Dataset rows =
+--
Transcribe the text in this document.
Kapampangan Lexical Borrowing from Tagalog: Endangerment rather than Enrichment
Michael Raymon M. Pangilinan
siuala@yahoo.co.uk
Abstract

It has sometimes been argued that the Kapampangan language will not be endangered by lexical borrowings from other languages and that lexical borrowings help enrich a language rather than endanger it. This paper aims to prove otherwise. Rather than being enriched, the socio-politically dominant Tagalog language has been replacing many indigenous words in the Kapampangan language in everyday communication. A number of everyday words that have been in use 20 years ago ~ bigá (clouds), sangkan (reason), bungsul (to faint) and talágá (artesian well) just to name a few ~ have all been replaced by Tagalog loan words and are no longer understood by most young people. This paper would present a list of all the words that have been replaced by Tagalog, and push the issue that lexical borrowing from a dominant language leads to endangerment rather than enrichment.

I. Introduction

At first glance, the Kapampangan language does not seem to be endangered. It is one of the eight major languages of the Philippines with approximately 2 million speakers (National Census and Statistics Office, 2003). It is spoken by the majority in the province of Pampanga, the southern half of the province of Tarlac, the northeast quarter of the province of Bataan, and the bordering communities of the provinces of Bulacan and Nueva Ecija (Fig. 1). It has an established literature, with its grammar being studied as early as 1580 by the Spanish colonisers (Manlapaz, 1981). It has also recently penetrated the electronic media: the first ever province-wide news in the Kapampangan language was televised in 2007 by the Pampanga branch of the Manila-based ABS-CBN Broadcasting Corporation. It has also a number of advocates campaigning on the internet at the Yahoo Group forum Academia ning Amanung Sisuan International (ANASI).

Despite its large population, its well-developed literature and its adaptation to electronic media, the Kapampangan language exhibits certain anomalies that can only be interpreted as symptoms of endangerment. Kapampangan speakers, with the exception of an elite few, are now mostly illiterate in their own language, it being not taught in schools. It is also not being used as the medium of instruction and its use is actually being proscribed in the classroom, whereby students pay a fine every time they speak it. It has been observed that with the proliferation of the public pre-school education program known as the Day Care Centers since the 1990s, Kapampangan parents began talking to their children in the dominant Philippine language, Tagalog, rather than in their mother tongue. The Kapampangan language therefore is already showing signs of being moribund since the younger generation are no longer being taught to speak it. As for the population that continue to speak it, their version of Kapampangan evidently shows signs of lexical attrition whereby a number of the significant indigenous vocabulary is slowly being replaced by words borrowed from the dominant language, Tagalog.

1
+--
Stated exercise = Write out the entire listing exactly.

Exercise response =
Transcribe the text in this document.
Kapampangan Lexical Borrowing from Tagalog: Endangerment rather than Enrichment
Michael Raymon M. Pangilinan
siuala@yahoo.co.uk
Abstract

It has sometimes been argued that the Kapampangan language will not be endangered by lexical borrowings from other languages and that lexical borrowings help enrich a language rather than endanger it. This paper aims to prove otherwise. Rather than being enriched, the socio-politically dominant Tagalog language has been replacing many indigenous words in the Kapampangan language in everyday communication. A number of everyday words that have been in use 20 years ago ~ bigá (clouds), sangkan (reason), bungsul (to faint) and talágá (artesian well) just to name a few ~ have all been replaced by Tagalog loan words and are no longer understood by most young people. This paper would present a list of all the words that have been replaced by Tagalog, and push the issue that lexical borrowing from a dominant language leads to endangerment rather than enrichment.

I. Introduction

At first glance, the Kapampangan language does not seem to be endangered. It is one of the eight major languages of the Philippines with approximately 2 million speakers (National Census and Statistics Office, 2003). It is spoken by the majority in the province of Pampanga, the southern half of the province of Tarlac, the northeast quarter of the province of Bataan, and the bordering communities of the provinces of Bulacan and Nueva Ecija (Fig. 1). It has an established literature, with its grammar being studied as early as 1580 by the Spanish colonisers (Manlapaz, 1981). It has also recently penetrated the electronic media: the first ever province-wide news in the Kapampangan language was televised in 2007 by the Pampanga branch of the Manila-based ABS-CBN Broadcasting Corporation. It has also a number of advocates campaigning on the internet at the Yahoo Group forum Academia ning Amanung Sisuan International (ANASI).

Despite its large population, its well-developed literature and its adaptation to electronic media, the Kapampangan language exhibits certain anomalies that can only be interpreted as symptoms of endangerment. Kapampangan speakers, with the exception of an elite few, are now mostly illiterate in their own language, it being not taught in schools. It is also not being used as the medium of instruction and its use is actually being proscribed in the classroom, whereby students pay a fine every time they speak it. It has been observed that with the proliferation of the public pre-school education program known as the Day Care Centers since the 1990s, Kapampangan parents began talking to their children in the dominant Philippine language, Tagalog, rather than in their mother tongue. The Kapampangan language therefore is already showing signs of being moribund since the younger generation are no longer being taught to speak it. As for the population that continue to speak it, their version of Kapampangan evidently shows signs of lexical attrition whereby a number of the significant indigenous vocabulary is slowly being replaced by words borrowed from the dominant language, Tagalog.

1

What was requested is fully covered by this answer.